### What you will do
Collect every line in the records below that contains the word "icon".

### Data to use

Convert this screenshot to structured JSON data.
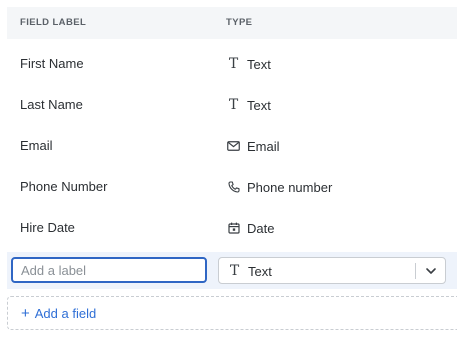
{
  "table": {
    "columns": {
      "label": "FIELD LABEL",
      "type": "TYPE"
    },
    "rows": [
      {
        "label": "First Name",
        "type": "Text",
        "icon": "text-type-icon"
      },
      {
        "label": "Last Name",
        "type": "Text",
        "icon": "text-type-icon"
      },
      {
        "label": "Email",
        "type": "Email",
        "icon": "envelope-icon"
      },
      {
        "label": "Phone Number",
        "type": "Phone number",
        "icon": "phone-icon"
      },
      {
        "label": "Hire Date",
        "type": "Date",
        "icon": "calendar-icon"
      }
    ]
  },
  "new_field": {
    "label_placeholder": "Add a label",
    "label_value": "",
    "type_value": "Text",
    "type_icon": "text-type-icon",
    "dropdown_icon": "chevron-down-icon"
  },
  "add_field": {
    "plus": "+",
    "label": "Add a field"
  },
  "colors": {
    "header_bg": "#f4f6f8",
    "edit_row_bg": "#eef3fb",
    "focus_border": "#2f66c4",
    "link": "#2f6fd6"
  }
}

### Correct output
        "icon": "text-type-icon"
        "icon": "text-type-icon"
        "icon": "envelope-icon"
        "icon": "phone-icon"
        "icon": "calendar-icon"
    "type_icon": "text-type-icon",
    "dropdown_icon": "chevron-down-icon"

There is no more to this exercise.